#### Raw data ####

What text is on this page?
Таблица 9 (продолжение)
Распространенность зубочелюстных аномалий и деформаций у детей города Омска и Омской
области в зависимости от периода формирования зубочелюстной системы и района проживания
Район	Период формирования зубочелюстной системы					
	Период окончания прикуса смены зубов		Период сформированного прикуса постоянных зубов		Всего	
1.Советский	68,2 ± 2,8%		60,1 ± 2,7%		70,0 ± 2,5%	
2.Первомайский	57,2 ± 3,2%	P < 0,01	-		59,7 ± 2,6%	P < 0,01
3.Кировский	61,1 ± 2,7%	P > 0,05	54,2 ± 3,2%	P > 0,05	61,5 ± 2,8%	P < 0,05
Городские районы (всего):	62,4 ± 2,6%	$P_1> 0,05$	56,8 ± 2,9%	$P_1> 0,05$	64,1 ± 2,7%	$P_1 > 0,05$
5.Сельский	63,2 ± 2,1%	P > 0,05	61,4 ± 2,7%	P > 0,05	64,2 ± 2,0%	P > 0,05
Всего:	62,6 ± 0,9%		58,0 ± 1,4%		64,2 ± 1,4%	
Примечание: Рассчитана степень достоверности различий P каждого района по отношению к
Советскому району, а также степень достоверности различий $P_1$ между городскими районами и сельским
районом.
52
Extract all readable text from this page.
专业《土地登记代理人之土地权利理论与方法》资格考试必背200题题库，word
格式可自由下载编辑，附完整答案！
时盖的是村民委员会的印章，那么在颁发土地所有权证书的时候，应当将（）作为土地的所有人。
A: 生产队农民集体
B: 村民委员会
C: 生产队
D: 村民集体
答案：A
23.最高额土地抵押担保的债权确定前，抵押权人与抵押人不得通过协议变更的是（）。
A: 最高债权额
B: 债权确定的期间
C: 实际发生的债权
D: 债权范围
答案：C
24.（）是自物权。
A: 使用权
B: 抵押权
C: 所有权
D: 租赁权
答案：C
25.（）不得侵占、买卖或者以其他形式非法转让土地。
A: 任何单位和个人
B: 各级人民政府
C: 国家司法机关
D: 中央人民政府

####

[Problem statement]: Copy every line that contains the string "степень".

[Reply]:
Примечание: Рассчитана степень достоверности различий P каждого района по отношению к
Советскому району, а также степень достоверности различий $P_1$ между городскими районами и сельским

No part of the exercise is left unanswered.